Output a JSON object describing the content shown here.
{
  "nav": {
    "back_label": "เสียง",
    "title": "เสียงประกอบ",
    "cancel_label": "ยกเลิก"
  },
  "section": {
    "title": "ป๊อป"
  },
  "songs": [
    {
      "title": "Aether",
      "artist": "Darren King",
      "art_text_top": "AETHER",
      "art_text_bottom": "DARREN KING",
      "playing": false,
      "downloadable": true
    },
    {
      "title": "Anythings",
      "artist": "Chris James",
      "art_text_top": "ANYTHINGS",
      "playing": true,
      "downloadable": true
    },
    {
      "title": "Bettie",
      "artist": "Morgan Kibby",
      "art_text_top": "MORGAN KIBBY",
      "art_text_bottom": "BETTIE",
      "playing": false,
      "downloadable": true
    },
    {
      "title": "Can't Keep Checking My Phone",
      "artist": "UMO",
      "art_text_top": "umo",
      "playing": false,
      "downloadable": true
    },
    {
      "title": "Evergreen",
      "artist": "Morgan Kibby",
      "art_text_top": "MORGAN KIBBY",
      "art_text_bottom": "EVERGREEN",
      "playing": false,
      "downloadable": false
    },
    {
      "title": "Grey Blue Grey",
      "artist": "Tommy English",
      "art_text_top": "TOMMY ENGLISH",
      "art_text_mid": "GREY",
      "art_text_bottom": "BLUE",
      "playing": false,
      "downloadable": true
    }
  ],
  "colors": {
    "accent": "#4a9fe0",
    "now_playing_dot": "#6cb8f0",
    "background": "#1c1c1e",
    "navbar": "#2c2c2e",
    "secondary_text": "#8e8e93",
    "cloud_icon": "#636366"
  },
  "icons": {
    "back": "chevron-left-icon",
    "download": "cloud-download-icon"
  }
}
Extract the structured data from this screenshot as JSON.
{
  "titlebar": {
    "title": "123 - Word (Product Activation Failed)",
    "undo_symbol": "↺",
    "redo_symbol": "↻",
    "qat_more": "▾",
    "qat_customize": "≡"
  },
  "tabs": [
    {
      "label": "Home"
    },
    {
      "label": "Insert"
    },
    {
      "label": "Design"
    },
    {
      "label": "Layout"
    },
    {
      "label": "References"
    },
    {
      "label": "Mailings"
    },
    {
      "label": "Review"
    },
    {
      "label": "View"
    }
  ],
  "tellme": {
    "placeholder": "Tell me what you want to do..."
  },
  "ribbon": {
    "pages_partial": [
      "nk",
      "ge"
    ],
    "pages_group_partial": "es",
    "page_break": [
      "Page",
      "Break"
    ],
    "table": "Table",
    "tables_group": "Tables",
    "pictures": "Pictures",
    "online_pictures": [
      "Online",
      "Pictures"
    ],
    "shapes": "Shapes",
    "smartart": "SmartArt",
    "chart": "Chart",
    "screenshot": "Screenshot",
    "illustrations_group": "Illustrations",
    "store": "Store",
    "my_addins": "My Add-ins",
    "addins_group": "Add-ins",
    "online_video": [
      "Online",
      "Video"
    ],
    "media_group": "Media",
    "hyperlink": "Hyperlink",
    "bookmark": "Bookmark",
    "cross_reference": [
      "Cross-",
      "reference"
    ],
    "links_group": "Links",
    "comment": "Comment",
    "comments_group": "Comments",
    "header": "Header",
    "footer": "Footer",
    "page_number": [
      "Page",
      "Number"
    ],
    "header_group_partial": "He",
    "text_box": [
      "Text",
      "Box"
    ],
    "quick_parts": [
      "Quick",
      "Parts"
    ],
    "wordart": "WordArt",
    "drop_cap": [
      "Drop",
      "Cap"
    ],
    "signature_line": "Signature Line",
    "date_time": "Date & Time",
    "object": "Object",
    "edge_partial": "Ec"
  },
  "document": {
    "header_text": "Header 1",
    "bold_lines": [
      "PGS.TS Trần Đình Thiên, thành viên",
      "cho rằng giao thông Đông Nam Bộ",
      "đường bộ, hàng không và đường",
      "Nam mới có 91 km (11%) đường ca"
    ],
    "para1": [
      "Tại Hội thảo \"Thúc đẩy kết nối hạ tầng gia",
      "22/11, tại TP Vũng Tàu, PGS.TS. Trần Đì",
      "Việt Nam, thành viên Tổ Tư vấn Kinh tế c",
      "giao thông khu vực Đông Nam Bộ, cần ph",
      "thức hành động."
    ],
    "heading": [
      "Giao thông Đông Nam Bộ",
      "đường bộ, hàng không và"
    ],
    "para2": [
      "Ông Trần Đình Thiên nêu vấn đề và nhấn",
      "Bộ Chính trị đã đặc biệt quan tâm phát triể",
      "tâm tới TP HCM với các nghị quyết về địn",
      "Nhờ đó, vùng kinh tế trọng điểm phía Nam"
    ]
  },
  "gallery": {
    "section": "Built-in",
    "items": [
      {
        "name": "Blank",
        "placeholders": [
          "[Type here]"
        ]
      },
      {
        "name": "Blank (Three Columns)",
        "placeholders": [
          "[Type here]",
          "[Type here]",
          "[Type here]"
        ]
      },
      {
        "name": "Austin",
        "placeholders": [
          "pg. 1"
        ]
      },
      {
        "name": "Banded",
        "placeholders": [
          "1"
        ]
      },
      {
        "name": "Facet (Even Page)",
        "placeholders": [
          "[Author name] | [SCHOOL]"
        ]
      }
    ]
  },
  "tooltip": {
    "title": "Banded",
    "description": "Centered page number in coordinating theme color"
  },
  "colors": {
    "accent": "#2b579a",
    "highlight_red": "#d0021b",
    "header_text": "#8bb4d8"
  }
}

====

* **The problem**
Count every line bearing the word "Đông"; report the total only.

* **Solution**
3